La date limite pour la soumission des rapports alternatifs en vue de la prochaine édition de l’Examen Périodique Universel (EPU) est le 18 juillet. Au cours de cet exercice, le pays devra expliquer ce qu’il a fait pour promouvoir le respect et la protection des droits humains et de leurs défenseurs. Face à l’absence de déclarations contradictoires vis-à-vis de la présentation de l’État lors des éditions antérieures, le Service International pour les Droits Humains a dépêché à Maurice deux de ses cadres pour que la société civile mauricienne n’ignore pas l’importance qu’elle doit attacher à la défense des droits humains.

Ces deux cadres, qui ont débarqué à l’aéroport sir Seewoosagur Ramgoolam et que l’on pourrait prendre pour des femmes d’affaires ou des touristes sont Madeleine Sinclair, coordinatrice et conseillère légale dans le bureau du Service International pour les Droits Humains, basé à New-York, et Adélaïde Etong Kame, détentrice d’un Master en législations et relations internationales de l’université de Clermont-Ferrand et directrice des programmes pour le continent africain. Le Service International pour les Droits Humains a pour principal objectif de se positionner sans ambiguïté du côté des défenseurs des droits humains, qui évoluent au sein des organisations de la société civile.

▶ [DONNÉES]
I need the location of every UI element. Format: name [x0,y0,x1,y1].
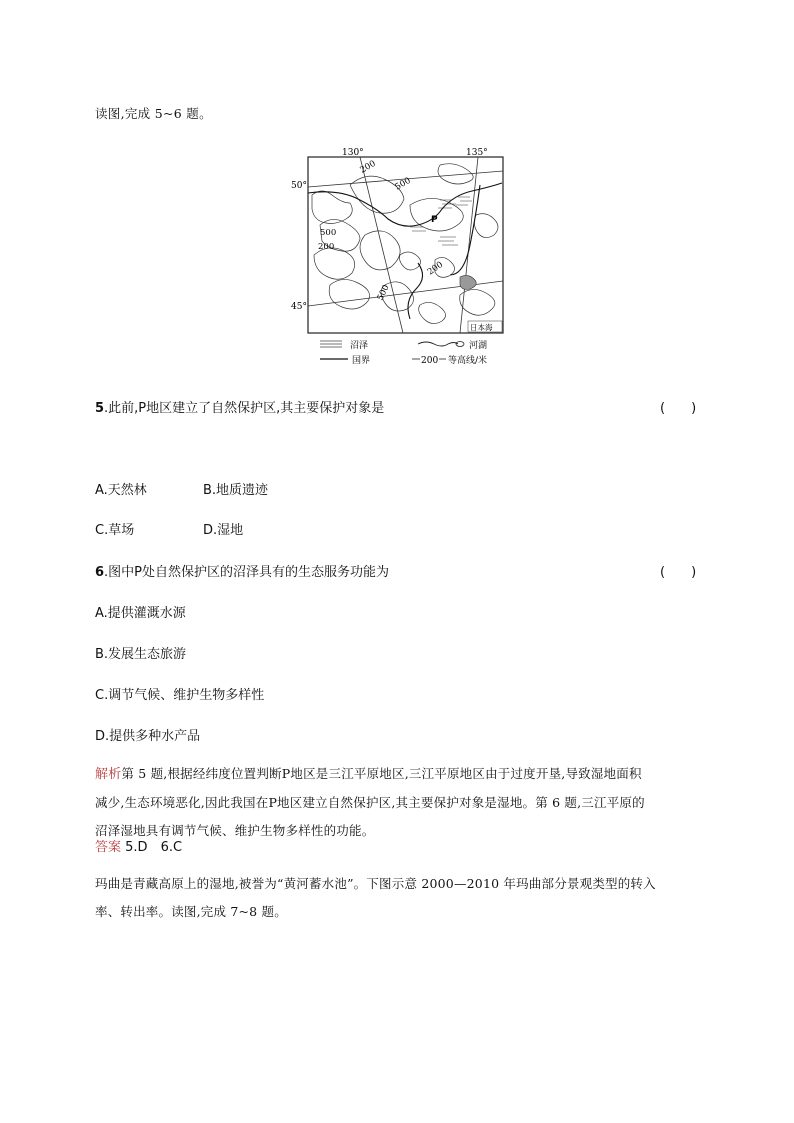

▶ [CONSIGNES] D'après l'extrait consacré à l'Examen Périodique Universel, dans quelle ville se trouve le bureau du Service International pour les Droits Humains où travaille Madeleine Sinclair ?

▶ [CORRIGÉ DE L'EXERCICE] À New-York.